::: Text passage :::

Steinglass pushes back against Wilkinson's defense of foreign money:

While I think it a moral imperative that foreign individuals be allowed to say what they think about American politics, I think congress should be able to regulate whether, say, the European Aeronautic Defence and Space Company could pour unlimited amounts of money into a non-profit called, say, Seattleites Against Pork that runs television advertisements seeking to unseat congressman Norm Dicks. Purely out of opposition to Mr Dicks's rampant earmarks, of course, and not because he tried to torpedo EADS's bid for a Pentagon aerial refueling tanker in favour of Boeing's. That's the way I generally see corporate funding of independent political communication working on the domestic side, and I don't see why it would be any more salubrious with foreign corporations.

:::

## Directions
A. In the passage on foreign money, why does Steinglass think Congress should be able to regulate spending like that of the hypothetical European Aeronautic Defence and Space Company?
B. According to the passage on foreign money, what Pentagon bid did Norm Dicks try to torpedo?
C. Reproduce the passage on foreign money between "Steinglass pushes back" and "with foreign corporations.", inclusive.

::: Data shown :::

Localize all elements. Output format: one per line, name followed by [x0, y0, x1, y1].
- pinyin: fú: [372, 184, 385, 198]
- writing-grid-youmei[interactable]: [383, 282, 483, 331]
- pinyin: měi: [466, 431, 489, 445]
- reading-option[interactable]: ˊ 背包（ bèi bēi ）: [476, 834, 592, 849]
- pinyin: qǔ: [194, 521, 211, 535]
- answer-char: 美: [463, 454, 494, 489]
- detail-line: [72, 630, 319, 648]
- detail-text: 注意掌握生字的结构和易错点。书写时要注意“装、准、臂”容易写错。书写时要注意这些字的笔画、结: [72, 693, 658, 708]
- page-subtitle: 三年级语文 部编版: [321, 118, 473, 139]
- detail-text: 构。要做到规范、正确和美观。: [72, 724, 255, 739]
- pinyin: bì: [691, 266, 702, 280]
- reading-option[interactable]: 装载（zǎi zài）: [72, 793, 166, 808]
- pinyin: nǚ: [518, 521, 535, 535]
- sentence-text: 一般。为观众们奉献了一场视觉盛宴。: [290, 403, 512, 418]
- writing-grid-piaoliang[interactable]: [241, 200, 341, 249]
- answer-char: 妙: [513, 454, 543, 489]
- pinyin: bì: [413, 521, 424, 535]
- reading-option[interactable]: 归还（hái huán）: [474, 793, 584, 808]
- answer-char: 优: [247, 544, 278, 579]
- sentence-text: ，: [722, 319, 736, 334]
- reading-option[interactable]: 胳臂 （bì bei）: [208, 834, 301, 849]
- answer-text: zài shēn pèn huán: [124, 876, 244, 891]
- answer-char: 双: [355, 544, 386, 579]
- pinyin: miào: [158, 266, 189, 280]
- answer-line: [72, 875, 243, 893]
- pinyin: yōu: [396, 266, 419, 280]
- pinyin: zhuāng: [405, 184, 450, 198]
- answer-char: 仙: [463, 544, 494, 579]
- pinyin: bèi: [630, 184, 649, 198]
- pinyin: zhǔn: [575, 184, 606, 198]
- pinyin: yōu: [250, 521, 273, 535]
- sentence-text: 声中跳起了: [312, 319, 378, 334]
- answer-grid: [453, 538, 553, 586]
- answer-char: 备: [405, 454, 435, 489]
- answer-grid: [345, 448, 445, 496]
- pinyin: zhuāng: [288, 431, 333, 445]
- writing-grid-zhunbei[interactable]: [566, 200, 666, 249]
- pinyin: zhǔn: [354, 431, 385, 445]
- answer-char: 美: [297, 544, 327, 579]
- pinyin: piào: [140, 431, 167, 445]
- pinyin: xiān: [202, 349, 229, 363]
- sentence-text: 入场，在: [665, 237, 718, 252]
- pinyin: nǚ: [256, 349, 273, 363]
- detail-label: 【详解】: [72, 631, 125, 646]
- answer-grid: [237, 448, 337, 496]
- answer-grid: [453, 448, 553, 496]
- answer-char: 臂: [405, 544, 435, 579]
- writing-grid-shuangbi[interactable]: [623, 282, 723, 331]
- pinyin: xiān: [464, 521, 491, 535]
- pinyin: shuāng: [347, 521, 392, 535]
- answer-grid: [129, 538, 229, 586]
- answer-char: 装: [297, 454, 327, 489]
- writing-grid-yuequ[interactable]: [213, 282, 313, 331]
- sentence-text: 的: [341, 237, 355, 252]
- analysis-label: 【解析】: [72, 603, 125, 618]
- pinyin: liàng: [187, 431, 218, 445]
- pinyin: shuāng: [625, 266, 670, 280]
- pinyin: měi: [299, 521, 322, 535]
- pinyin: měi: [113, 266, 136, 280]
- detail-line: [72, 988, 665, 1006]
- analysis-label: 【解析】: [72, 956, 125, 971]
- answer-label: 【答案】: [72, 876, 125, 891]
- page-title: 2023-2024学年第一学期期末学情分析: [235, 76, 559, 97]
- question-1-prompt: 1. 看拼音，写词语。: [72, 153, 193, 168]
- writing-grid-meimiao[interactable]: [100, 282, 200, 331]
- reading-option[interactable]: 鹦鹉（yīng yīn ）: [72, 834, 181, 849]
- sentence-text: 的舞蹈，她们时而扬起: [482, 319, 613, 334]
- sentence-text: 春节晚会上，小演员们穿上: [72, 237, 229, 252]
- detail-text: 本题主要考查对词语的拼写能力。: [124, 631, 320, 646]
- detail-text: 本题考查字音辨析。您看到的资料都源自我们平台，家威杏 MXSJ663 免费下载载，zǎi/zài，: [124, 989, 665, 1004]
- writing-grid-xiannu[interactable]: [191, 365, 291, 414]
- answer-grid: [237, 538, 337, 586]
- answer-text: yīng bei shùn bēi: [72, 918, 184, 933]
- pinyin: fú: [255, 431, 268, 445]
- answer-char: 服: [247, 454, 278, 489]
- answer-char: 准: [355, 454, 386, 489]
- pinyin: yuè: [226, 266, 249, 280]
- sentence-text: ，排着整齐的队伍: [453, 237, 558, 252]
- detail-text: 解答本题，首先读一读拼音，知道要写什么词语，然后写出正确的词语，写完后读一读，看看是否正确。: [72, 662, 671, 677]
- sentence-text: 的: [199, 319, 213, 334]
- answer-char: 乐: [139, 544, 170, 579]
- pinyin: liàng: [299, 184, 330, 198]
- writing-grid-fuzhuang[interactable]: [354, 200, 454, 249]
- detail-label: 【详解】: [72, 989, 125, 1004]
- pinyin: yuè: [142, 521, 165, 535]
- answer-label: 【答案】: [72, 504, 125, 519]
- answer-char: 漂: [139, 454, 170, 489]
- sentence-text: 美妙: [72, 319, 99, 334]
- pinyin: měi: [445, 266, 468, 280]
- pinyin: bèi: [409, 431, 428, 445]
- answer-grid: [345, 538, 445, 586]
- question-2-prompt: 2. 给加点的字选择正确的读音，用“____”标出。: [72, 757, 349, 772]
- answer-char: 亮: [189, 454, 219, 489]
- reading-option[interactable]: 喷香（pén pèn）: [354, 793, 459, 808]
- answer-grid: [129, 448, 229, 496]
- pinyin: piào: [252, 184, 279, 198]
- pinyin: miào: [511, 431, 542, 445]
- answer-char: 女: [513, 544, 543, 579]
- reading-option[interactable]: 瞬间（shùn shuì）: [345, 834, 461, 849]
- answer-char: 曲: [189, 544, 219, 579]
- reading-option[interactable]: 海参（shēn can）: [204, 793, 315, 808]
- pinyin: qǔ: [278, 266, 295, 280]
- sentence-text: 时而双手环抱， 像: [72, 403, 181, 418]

:::

## Answers for this exercise
A. Steinglass sees corporate funding of independent political communication at home as working like the example: a company pours money into a non-profit whose ads claim one motive, such as opposing earmarks, while the real aim is corporate self-interest. Steinglass sees no reason that kind of funding would be any more salubrious coming from foreign corporations.

B. EADS's bid for a Pentagon aerial refueling tanker.

C.
Steinglass pushes back against Wilkinson's defense of foreign money:

While I think it a moral imperative that foreign individuals be allowed to say what they think about American politics, I think congress should be able to regulate whether, say, the European Aeronautic Defence and Space Company could pour unlimited amounts of money into a non-profit called, say, Seattleites Against Pork that runs television advertisements seeking to unseat congressman Norm Dicks. Purely out of opposition to Mr Dicks's rampant earmarks, of course, and not because he tried to torpedo EADS's bid for a Pentagon aerial refueling tanker in favour of Boeing's. That's the way I generally see corporate funding of independent political communication working on the domestic side, and I don't see why it would be any more salubrious with foreign corporations.